* _DATA ROWS_:
·····
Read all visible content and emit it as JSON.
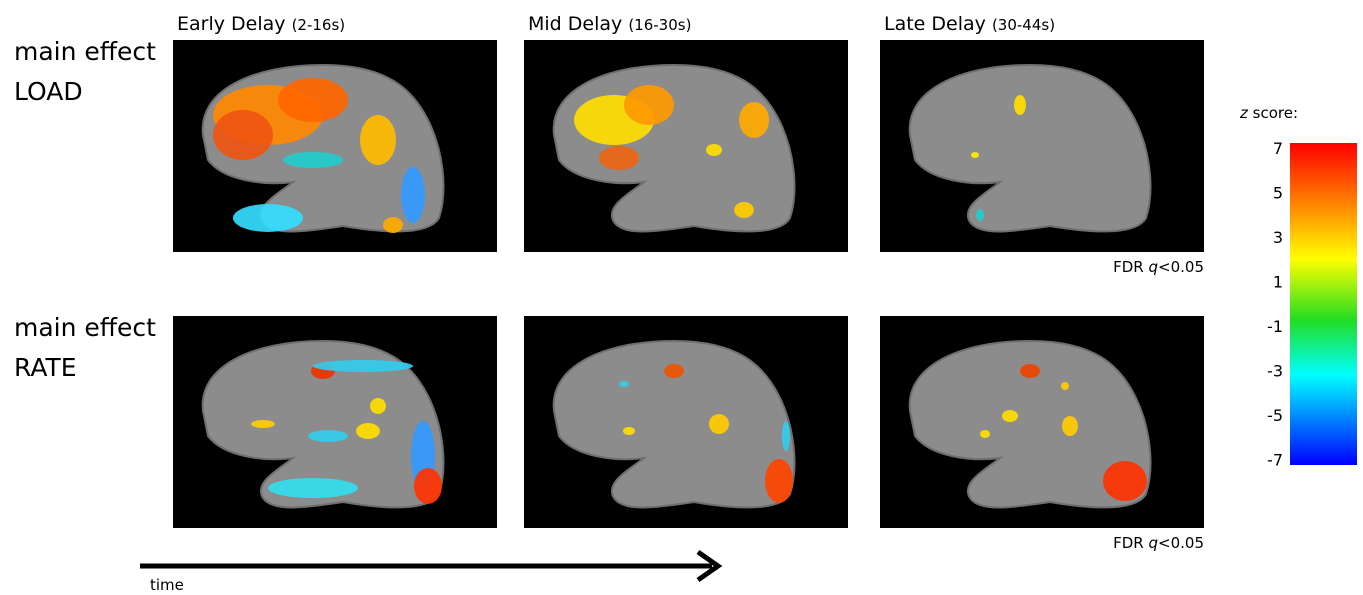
{
  "columns": [
    {
      "title": "Early Delay",
      "range": "(2-16s)"
    },
    {
      "title": "Mid Delay",
      "range": "(16-30s)"
    },
    {
      "title": "Late Delay",
      "range": "(30-44s)"
    }
  ],
  "rows": [
    {
      "lines": [
        "main effect",
        "LOAD"
      ]
    },
    {
      "lines": [
        "main effect",
        "RATE"
      ]
    }
  ],
  "threshold": {
    "prefix": "FDR",
    "symbol": "q",
    "suffix": "<0.05"
  },
  "colorbar": {
    "symbol": "z",
    "label": "score:",
    "ticks": [
      "7",
      "5",
      "3",
      "1",
      "-1",
      "-3",
      "-5",
      "-7"
    ]
  },
  "time_label": "time"
}
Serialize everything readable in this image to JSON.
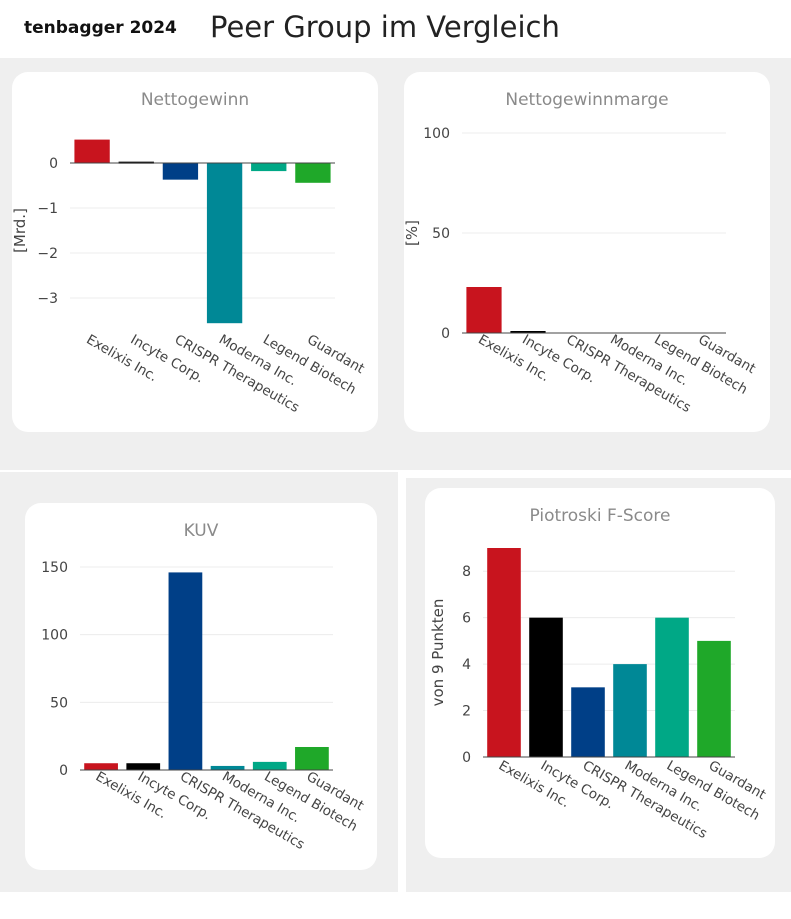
{
  "brand": "tenbagger 2024",
  "title": "Peer Group im Vergleich",
  "colors": [
    "#c8141e",
    "#000000",
    "#003f87",
    "#008896",
    "#00a886",
    "#1fa829"
  ],
  "chart_data": [
    {
      "type": "bar",
      "title": "Nettogewinn",
      "ylabel": "[Mrd.]",
      "categories": [
        "Exelixis Inc.",
        "Incyte Corp.",
        "CRISPR Therapeutics",
        "Moderna Inc.",
        "Legend Biotech",
        "Guardant"
      ],
      "values": [
        0.52,
        0.03,
        -0.37,
        -3.56,
        -0.18,
        -0.44
      ],
      "ylim": [
        -3.6,
        0.6
      ],
      "ticks": [
        0,
        -1,
        -2,
        -3
      ],
      "tick_labels": [
        "0",
        "−1",
        "−2",
        "−3"
      ],
      "grid": true
    },
    {
      "type": "bar",
      "title": "Nettogewinnmarge",
      "ylabel": "[%]",
      "categories": [
        "Exelixis Inc.",
        "Incyte Corp.",
        "CRISPR Therapeutics",
        "Moderna Inc.",
        "Legend Biotech",
        "Guardant"
      ],
      "values": [
        23,
        1,
        0,
        0,
        0,
        0
      ],
      "ylim": [
        0,
        100
      ],
      "ticks": [
        0,
        50,
        100
      ],
      "tick_labels": [
        "0",
        "50",
        "100"
      ],
      "grid": true
    },
    {
      "type": "bar",
      "title": "KUV",
      "ylabel": "",
      "categories": [
        "Exelixis Inc.",
        "Incyte Corp.",
        "CRISPR Therapeutics",
        "Moderna Inc.",
        "Legend Biotech",
        "Guardant"
      ],
      "values": [
        5,
        5,
        146,
        3,
        6,
        17
      ],
      "ylim": [
        0,
        150
      ],
      "ticks": [
        0,
        50,
        100,
        150
      ],
      "tick_labels": [
        "0",
        "50",
        "100",
        "150"
      ],
      "grid": true
    },
    {
      "type": "bar",
      "title": "Piotroski F-Score",
      "ylabel": "von 9 Punkten",
      "categories": [
        "Exelixis Inc.",
        "Incyte Corp.",
        "CRISPR Therapeutics",
        "Moderna Inc.",
        "Legend Biotech",
        "Guardant"
      ],
      "values": [
        9,
        6,
        3,
        4,
        6,
        5
      ],
      "ylim": [
        0,
        9
      ],
      "ticks": [
        0,
        2,
        4,
        6,
        8
      ],
      "tick_labels": [
        "0",
        "2",
        "4",
        "6",
        "8"
      ],
      "grid": true
    }
  ]
}
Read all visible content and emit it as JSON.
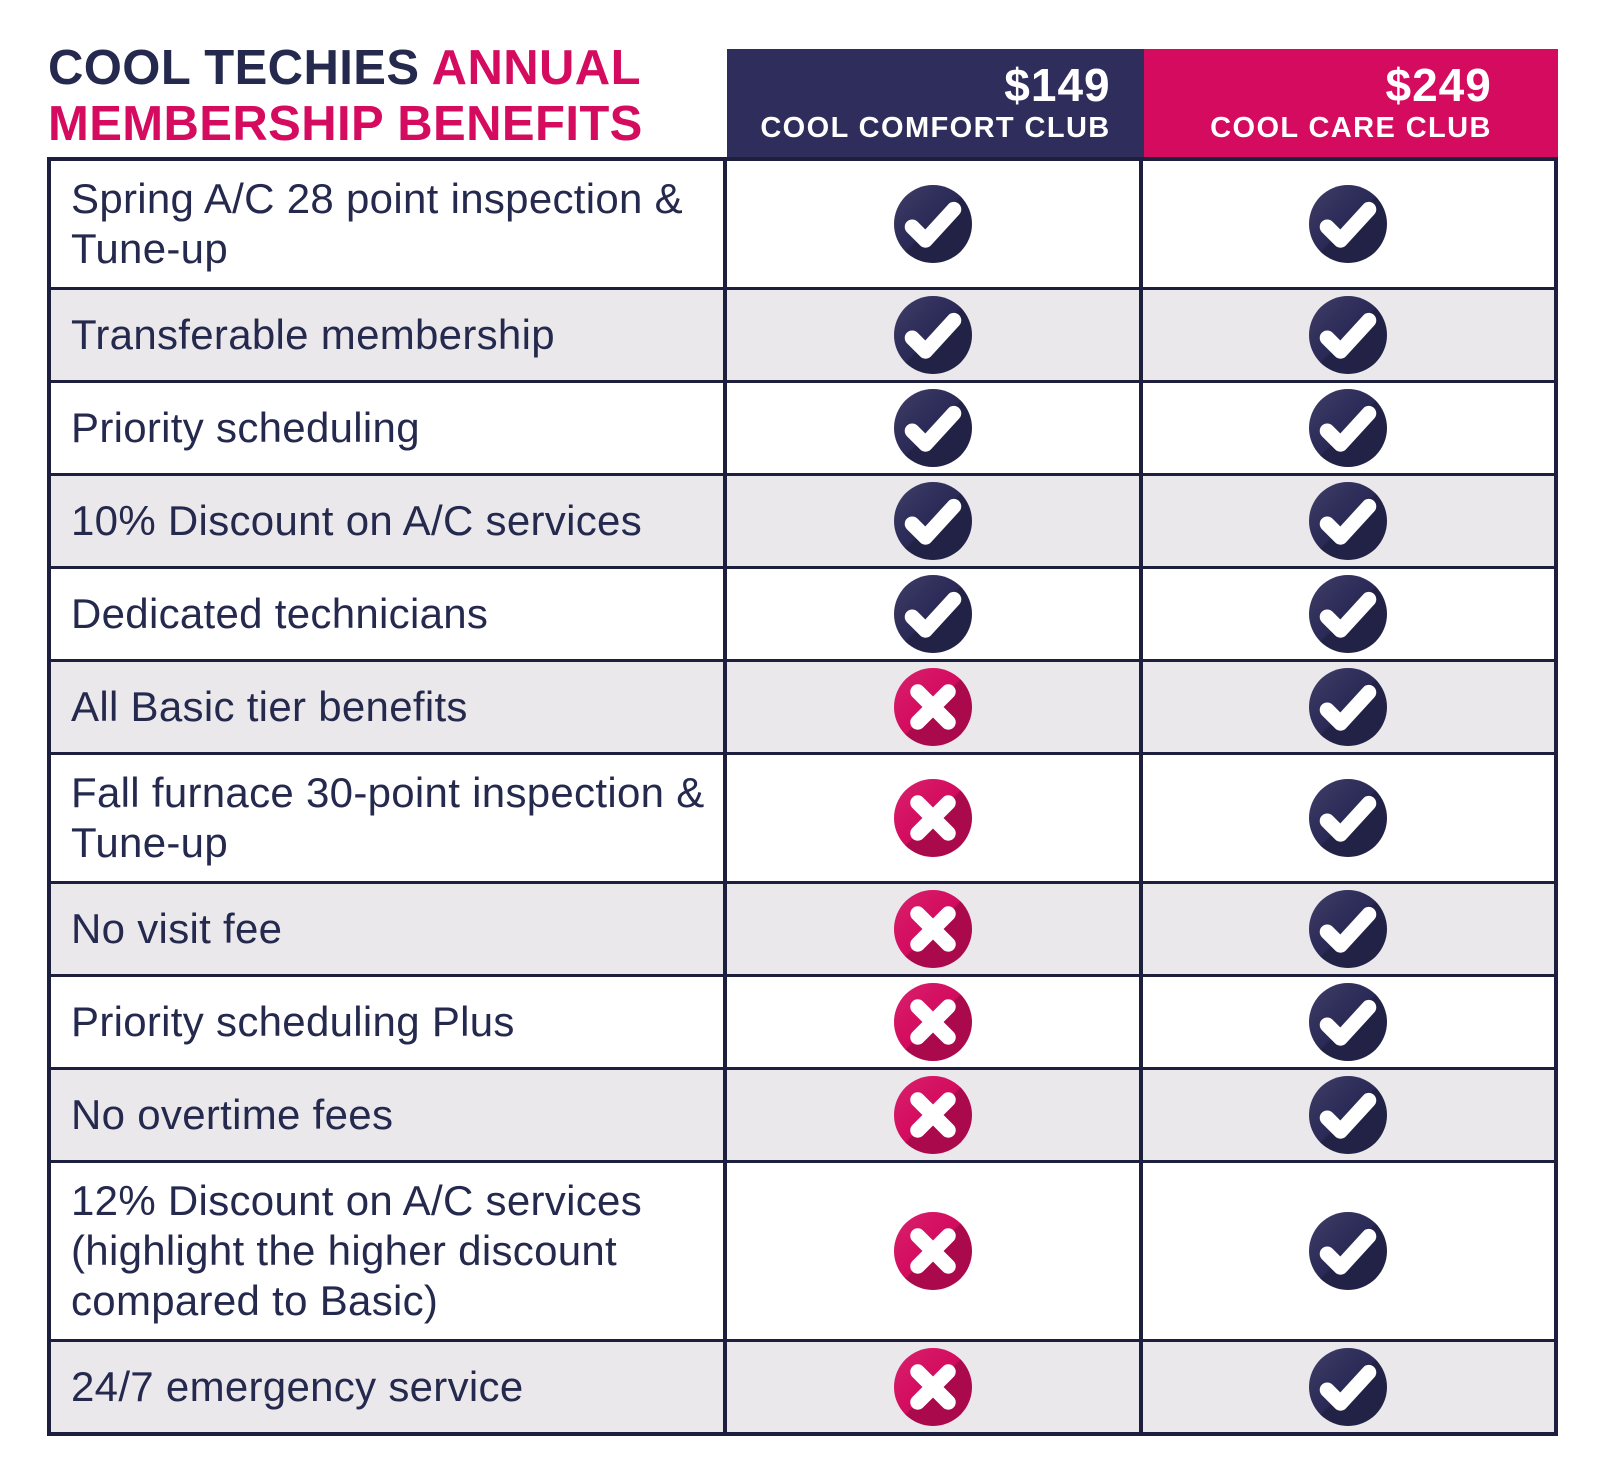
{
  "title": {
    "line1_navy": "COOL TECHIES",
    "line1_pink": "ANNUAL",
    "line2_pink": "MEMBERSHIP BENEFITS"
  },
  "chart_data": {
    "type": "table",
    "title": "COOL TECHIES ANNUAL MEMBERSHIP BENEFITS",
    "categories": [
      "Spring A/C 28 point inspection & Tune-up",
      "Transferable membership",
      "Priority scheduling",
      "10% Discount on A/C services",
      "Dedicated technicians",
      "All Basic tier benefits",
      "Fall furnace 30-point inspection & Tune-up",
      "No visit fee",
      "Priority scheduling Plus",
      "No overtime fees",
      "12% Discount on A/C services (highlight the higher discount compared to Basic)",
      "24/7 emergency service"
    ],
    "series": [
      {
        "name": "COOL COMFORT CLUB",
        "price": "$149",
        "values": [
          true,
          true,
          true,
          true,
          true,
          false,
          false,
          false,
          false,
          false,
          false,
          false
        ]
      },
      {
        "name": "COOL CARE CLUB",
        "price": "$249",
        "values": [
          true,
          true,
          true,
          true,
          true,
          true,
          true,
          true,
          true,
          true,
          true,
          true
        ]
      }
    ],
    "legend_position": "top",
    "grid": true
  },
  "icons": {
    "granted": "check-icon",
    "denied": "cross-icon"
  },
  "colors": {
    "navy": "#2e2d5c",
    "navy_icon": "#2b2a57",
    "navy_text": "#24294d",
    "pink": "#d40b5e",
    "border": "#1e1e3f",
    "row_alt": "#eae8eb",
    "background": "#ffffff"
  }
}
·····
* _TASK TO COMPLETE_: Tally the lines of the records holding the word "Discount", then state only the tally.

* _EXERCISE RESPONSE_: 2